Work required - Wherever a line in the data below holds "αὐτῆς", copy that line.

========

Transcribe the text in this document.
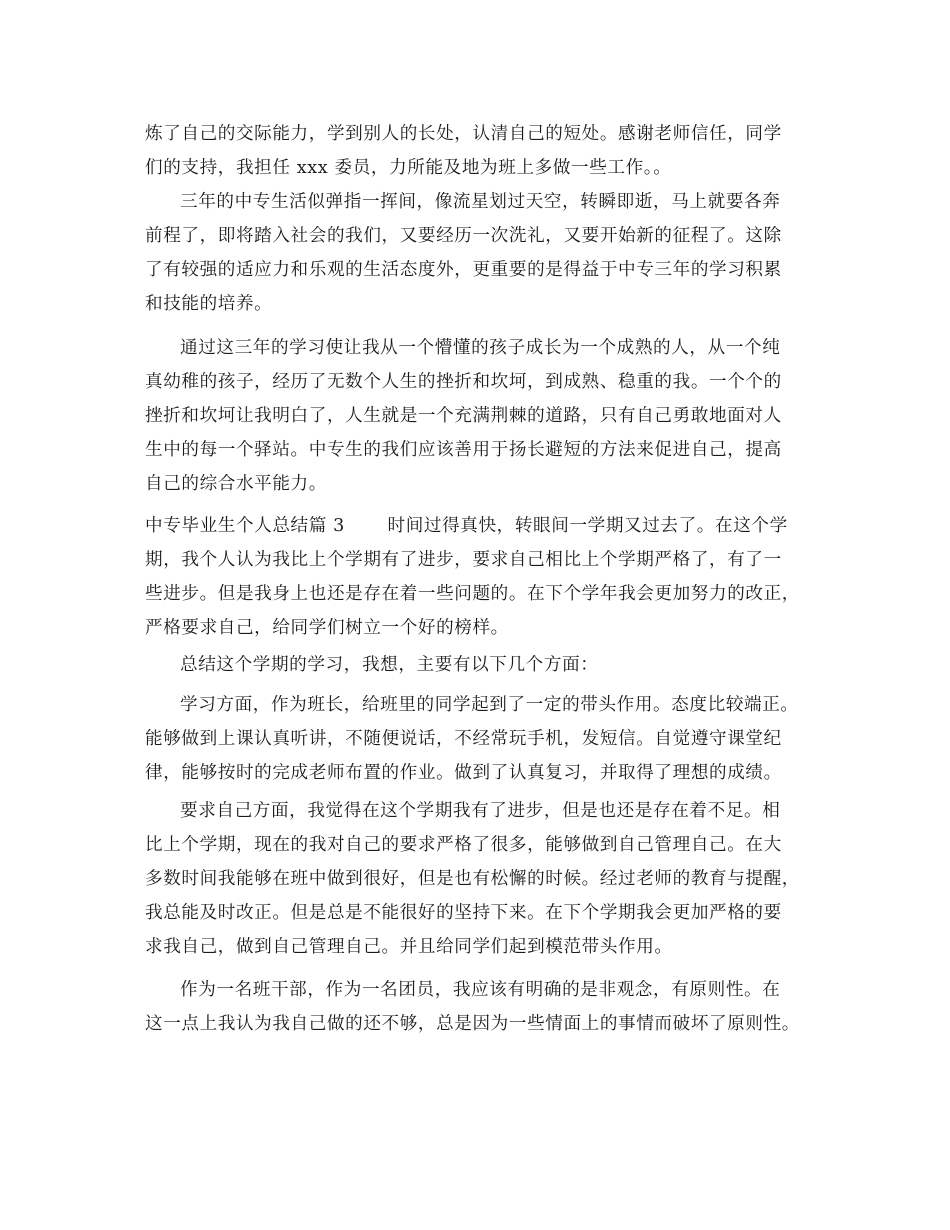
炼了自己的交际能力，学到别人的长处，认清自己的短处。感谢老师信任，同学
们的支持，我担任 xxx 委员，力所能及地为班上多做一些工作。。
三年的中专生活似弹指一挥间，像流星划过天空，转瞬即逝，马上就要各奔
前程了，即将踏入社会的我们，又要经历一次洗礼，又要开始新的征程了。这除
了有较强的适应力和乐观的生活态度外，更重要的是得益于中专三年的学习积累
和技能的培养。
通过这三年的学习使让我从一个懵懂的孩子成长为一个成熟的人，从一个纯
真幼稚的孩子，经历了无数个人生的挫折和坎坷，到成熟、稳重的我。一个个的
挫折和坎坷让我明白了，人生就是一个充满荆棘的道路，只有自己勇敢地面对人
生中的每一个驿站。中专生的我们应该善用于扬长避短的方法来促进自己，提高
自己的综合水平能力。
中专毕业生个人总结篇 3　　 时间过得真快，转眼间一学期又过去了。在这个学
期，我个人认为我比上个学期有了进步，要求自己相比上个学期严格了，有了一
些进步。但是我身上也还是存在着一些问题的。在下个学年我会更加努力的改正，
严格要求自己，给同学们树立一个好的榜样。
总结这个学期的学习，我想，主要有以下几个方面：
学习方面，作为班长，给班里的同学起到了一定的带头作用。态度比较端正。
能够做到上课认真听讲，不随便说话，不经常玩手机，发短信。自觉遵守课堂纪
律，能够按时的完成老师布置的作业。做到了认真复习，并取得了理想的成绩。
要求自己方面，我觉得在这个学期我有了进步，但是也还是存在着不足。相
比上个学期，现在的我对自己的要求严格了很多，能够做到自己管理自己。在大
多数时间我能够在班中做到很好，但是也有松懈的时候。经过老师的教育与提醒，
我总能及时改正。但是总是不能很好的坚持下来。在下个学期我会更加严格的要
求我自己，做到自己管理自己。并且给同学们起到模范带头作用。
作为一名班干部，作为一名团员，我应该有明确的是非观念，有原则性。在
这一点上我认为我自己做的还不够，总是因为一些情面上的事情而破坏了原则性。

========

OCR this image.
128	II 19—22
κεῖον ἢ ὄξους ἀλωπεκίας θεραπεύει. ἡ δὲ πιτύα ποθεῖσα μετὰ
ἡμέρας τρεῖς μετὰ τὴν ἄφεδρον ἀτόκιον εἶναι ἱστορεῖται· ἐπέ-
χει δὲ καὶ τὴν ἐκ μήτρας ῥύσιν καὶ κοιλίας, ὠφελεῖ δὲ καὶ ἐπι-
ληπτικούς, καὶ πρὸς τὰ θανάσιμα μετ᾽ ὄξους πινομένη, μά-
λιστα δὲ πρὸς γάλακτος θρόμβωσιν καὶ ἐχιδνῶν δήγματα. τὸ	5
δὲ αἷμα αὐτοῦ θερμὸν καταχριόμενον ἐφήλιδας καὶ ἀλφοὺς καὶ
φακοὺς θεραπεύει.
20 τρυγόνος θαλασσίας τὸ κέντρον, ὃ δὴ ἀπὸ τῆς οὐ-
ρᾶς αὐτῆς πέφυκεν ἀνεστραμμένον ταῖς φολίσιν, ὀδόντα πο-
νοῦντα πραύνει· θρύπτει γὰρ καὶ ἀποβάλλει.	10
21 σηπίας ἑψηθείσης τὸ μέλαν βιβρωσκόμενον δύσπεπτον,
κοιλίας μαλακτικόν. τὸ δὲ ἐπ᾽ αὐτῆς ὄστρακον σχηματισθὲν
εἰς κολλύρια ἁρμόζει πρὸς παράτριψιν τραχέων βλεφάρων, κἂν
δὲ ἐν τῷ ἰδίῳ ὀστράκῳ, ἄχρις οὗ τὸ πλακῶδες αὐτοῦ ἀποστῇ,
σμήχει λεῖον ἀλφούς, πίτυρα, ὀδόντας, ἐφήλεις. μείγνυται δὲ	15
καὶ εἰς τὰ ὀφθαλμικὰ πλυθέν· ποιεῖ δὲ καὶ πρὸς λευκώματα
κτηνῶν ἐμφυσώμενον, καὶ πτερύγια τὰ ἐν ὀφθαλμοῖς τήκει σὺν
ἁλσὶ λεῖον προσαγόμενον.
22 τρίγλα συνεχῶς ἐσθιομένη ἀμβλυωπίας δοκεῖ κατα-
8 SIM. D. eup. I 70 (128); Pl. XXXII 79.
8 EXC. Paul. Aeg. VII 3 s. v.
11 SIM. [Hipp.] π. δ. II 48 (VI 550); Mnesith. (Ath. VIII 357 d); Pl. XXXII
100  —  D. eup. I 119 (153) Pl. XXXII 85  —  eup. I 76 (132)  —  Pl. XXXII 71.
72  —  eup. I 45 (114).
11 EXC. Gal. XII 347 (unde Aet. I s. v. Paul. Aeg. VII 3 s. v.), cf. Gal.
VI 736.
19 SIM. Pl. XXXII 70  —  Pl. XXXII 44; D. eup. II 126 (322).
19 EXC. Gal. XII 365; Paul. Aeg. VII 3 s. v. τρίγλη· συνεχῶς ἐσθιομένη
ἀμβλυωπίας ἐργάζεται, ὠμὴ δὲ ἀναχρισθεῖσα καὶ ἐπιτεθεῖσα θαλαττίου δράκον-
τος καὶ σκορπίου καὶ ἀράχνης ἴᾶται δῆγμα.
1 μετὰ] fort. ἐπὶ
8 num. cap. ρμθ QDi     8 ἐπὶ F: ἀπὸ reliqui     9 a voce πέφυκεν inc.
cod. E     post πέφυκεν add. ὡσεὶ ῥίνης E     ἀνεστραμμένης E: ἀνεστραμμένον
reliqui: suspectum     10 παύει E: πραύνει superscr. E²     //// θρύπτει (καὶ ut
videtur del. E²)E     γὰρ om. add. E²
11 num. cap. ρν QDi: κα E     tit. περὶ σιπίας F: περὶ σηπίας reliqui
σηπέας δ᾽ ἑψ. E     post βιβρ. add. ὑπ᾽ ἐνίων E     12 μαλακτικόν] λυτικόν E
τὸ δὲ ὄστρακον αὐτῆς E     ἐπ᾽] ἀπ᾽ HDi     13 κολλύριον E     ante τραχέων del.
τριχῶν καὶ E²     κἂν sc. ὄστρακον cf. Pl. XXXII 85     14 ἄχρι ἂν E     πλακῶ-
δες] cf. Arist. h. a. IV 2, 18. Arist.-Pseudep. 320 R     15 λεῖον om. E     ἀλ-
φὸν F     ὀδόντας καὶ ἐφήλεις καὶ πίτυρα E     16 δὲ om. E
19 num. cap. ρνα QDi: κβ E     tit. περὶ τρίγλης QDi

========

Expected answer -
ρᾶς αὐτῆς πέφυκεν ἀνεστραμμένον ταῖς φολίσιν, ὀδόντα πο-
κοιλίας μαλακτικόν. τὸ δὲ ἐπ᾽ αὐτῆς ὄστρακον σχηματισθὲν
τὸ δὲ ὄστρακον αὐτῆς E     ἐπ᾽] ἀπ᾽ HDi     13 κολλύριον E     ante τραχέων del.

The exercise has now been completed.